TO BE DONE. Only the number is wanted: how many lines contain the string "this"?

DATASET.
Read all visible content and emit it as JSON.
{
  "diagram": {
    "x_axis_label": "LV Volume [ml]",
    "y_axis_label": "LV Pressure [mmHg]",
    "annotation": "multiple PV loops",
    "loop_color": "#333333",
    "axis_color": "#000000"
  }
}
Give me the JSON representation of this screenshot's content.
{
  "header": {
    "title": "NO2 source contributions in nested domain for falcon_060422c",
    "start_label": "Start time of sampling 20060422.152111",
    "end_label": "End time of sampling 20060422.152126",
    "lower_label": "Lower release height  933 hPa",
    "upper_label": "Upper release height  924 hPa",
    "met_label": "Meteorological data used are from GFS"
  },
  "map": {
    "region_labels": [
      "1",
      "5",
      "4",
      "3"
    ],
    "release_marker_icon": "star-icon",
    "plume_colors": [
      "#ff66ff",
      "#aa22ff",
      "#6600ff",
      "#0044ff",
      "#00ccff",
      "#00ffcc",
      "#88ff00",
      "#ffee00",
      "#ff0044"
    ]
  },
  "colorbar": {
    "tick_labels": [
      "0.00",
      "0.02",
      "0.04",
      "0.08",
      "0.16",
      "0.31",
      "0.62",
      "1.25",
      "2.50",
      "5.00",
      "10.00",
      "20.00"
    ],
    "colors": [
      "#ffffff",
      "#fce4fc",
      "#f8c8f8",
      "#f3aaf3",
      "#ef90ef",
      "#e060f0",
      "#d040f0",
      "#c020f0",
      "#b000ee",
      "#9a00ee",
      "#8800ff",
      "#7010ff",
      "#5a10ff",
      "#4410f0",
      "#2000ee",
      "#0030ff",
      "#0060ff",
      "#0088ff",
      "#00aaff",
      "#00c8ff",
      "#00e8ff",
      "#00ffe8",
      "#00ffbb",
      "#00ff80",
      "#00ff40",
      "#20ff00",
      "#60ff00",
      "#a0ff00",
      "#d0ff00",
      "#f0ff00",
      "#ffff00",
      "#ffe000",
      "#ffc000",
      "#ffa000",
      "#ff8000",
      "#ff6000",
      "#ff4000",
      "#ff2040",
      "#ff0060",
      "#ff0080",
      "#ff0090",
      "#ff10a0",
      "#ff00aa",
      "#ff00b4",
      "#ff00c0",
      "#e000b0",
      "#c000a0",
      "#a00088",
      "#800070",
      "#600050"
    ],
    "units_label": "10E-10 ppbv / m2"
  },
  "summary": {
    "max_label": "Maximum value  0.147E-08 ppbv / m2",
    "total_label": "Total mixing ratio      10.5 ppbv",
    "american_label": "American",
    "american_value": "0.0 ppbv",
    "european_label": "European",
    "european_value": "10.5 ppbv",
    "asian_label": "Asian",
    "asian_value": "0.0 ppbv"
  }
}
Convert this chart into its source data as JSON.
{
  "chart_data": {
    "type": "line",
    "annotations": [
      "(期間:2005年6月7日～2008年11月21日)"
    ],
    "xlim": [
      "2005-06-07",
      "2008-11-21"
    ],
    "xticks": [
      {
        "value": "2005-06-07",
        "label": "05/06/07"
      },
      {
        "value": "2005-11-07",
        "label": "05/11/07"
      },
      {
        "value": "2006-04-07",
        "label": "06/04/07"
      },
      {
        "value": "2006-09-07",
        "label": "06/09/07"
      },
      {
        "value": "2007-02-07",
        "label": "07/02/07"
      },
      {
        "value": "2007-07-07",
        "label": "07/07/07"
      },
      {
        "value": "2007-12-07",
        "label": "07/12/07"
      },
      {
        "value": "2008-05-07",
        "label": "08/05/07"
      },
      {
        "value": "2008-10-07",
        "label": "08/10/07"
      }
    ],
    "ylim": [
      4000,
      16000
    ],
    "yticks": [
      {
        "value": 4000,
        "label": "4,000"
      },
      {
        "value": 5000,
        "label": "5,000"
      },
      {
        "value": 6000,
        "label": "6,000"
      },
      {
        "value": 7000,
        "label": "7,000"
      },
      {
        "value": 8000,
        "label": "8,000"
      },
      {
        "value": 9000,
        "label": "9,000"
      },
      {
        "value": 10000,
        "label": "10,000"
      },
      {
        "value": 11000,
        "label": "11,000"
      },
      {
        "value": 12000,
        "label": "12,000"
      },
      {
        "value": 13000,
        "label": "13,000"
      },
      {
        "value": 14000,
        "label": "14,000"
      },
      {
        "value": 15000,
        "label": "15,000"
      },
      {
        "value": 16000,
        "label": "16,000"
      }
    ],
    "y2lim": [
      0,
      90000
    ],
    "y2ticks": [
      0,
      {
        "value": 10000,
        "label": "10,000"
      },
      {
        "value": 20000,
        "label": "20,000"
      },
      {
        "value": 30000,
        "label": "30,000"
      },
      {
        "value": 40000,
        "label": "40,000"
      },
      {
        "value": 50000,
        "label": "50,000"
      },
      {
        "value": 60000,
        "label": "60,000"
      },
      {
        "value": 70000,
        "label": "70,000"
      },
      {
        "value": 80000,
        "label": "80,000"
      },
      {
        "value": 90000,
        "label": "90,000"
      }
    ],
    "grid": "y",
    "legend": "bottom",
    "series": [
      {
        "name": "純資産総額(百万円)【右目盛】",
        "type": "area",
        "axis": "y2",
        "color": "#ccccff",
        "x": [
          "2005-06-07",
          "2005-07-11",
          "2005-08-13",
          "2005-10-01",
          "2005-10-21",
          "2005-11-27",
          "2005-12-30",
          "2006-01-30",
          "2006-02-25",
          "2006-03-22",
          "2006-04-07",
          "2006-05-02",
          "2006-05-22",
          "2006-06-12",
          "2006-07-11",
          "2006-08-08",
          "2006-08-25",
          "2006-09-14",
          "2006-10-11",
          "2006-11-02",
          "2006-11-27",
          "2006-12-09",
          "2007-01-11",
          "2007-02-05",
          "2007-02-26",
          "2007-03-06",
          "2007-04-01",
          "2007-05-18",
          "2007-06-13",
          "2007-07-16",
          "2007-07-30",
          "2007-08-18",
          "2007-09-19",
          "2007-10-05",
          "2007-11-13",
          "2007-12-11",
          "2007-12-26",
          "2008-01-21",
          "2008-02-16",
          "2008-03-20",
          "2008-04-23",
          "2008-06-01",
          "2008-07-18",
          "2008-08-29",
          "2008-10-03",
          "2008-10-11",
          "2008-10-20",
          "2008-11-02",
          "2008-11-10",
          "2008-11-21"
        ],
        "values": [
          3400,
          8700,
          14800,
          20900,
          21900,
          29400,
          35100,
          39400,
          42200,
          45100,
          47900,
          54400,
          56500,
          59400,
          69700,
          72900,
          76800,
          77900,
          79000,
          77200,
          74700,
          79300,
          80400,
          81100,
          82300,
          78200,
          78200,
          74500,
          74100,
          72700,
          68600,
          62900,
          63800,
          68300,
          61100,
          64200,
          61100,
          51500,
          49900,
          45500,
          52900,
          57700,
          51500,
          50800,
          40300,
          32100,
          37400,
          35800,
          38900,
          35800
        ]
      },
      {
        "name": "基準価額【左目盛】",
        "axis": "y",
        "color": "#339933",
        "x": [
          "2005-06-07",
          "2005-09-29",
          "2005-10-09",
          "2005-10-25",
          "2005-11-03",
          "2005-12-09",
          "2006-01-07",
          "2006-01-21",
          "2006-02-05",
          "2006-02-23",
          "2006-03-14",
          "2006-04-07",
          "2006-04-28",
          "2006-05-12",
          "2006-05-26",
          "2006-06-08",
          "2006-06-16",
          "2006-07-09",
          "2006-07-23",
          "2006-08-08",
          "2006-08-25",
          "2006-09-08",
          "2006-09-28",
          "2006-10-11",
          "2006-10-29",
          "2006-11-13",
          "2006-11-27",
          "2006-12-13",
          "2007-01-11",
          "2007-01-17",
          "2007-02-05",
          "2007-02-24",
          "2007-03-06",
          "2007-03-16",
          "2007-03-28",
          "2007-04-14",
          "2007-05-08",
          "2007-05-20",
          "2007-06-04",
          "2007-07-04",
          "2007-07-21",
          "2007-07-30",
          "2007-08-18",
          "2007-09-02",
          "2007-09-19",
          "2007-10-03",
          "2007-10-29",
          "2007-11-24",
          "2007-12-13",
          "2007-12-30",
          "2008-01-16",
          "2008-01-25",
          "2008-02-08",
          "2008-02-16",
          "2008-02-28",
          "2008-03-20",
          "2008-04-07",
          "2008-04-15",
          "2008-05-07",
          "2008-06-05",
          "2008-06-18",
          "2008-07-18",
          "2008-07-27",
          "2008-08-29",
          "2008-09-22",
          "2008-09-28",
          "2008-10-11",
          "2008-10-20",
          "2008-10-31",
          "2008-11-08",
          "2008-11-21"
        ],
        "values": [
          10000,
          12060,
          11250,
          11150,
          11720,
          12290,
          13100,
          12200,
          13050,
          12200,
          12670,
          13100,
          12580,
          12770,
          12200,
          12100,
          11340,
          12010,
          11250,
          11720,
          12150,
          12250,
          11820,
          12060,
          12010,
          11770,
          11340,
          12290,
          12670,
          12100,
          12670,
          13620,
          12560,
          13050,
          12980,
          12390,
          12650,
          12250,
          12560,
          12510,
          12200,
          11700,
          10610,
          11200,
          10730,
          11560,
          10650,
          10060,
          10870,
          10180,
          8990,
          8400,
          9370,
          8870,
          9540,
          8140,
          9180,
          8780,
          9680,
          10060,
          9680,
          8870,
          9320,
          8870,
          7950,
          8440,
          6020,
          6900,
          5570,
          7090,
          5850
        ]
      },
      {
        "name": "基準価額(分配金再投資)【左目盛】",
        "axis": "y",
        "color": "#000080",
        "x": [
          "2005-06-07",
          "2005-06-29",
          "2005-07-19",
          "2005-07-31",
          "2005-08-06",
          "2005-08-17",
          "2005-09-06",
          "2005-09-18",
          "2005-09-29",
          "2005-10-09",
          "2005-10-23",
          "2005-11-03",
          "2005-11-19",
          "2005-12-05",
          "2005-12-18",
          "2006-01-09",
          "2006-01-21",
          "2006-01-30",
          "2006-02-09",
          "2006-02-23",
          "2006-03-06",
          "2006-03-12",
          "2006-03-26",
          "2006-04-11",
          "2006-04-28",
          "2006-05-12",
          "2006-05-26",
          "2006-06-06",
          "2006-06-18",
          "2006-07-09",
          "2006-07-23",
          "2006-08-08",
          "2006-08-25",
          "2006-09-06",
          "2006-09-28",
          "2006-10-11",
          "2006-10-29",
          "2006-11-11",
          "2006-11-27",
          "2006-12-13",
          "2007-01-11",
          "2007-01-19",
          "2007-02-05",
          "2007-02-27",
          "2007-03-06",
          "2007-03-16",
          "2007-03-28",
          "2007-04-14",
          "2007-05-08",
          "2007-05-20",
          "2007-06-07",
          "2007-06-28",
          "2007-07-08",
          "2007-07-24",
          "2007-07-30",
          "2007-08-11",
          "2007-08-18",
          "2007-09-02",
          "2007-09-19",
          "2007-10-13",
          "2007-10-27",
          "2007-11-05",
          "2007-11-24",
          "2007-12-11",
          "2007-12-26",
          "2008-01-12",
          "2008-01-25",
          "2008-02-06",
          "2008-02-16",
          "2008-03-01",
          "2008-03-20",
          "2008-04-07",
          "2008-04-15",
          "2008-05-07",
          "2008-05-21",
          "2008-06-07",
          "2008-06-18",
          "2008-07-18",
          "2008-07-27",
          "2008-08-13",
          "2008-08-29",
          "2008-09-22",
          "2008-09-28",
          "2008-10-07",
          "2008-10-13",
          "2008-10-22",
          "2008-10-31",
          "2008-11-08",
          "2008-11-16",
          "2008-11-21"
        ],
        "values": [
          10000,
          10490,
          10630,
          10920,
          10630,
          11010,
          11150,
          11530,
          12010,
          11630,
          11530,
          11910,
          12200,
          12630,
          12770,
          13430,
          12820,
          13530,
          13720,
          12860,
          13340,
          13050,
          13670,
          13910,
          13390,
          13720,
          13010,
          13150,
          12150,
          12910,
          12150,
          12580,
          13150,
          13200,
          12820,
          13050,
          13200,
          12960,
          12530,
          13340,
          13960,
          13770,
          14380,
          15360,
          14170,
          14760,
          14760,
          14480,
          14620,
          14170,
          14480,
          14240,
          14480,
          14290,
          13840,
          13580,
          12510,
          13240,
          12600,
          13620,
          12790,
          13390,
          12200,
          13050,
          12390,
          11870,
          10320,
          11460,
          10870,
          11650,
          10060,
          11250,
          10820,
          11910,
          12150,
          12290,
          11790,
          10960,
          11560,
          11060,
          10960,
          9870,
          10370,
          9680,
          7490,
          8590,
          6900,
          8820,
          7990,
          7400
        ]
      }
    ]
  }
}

PROBLEM SOLUTION. 2